--- Material for the task ---

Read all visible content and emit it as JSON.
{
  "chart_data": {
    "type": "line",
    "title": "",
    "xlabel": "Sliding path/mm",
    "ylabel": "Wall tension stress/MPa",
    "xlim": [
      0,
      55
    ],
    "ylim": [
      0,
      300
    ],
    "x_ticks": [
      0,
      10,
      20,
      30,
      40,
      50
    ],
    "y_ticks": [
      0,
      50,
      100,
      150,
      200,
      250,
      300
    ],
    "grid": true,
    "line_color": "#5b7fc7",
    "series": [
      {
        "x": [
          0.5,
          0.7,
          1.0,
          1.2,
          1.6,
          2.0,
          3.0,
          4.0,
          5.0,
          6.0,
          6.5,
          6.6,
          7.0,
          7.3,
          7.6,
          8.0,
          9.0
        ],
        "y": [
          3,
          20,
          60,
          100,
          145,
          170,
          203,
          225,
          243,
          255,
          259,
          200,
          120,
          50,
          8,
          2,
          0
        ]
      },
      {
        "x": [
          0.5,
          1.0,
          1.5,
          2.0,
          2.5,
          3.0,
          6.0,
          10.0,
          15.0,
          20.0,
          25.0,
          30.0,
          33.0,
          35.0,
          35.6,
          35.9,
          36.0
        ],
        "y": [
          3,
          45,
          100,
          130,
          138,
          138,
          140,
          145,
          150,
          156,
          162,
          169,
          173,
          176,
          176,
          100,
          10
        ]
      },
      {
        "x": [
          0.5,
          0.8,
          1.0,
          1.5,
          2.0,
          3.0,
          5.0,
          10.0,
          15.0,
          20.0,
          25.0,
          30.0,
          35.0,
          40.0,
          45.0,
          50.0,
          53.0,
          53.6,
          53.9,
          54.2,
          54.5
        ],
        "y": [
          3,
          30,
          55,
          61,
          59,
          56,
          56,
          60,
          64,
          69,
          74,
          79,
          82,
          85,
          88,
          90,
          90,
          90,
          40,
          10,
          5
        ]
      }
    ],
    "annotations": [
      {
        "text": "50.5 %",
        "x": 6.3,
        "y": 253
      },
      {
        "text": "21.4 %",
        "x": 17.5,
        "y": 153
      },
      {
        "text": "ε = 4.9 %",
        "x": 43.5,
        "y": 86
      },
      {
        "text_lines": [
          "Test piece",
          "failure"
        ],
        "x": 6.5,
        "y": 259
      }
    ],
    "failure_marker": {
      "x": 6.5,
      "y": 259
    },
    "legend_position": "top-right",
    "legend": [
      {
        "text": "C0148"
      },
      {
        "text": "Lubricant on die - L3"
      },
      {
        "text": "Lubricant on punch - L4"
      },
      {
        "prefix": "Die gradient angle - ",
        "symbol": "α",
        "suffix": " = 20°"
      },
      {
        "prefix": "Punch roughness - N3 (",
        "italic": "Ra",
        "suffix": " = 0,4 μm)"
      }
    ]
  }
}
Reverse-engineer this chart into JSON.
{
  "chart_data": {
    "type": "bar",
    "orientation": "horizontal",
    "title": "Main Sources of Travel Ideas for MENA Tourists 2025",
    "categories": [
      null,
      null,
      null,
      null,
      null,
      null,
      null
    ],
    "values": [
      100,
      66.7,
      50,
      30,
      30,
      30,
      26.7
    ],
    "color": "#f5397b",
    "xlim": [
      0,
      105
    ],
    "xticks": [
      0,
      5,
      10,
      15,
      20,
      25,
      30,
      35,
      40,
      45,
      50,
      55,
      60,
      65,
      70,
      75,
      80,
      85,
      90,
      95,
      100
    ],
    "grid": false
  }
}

--- Request ---
Filter out every line that lacks the word "Lubricant", and copy the rest.

--- Solution to this exercise ---
        "text": "Lubricant on die - L3"
        "text": "Lubricant on punch - L4"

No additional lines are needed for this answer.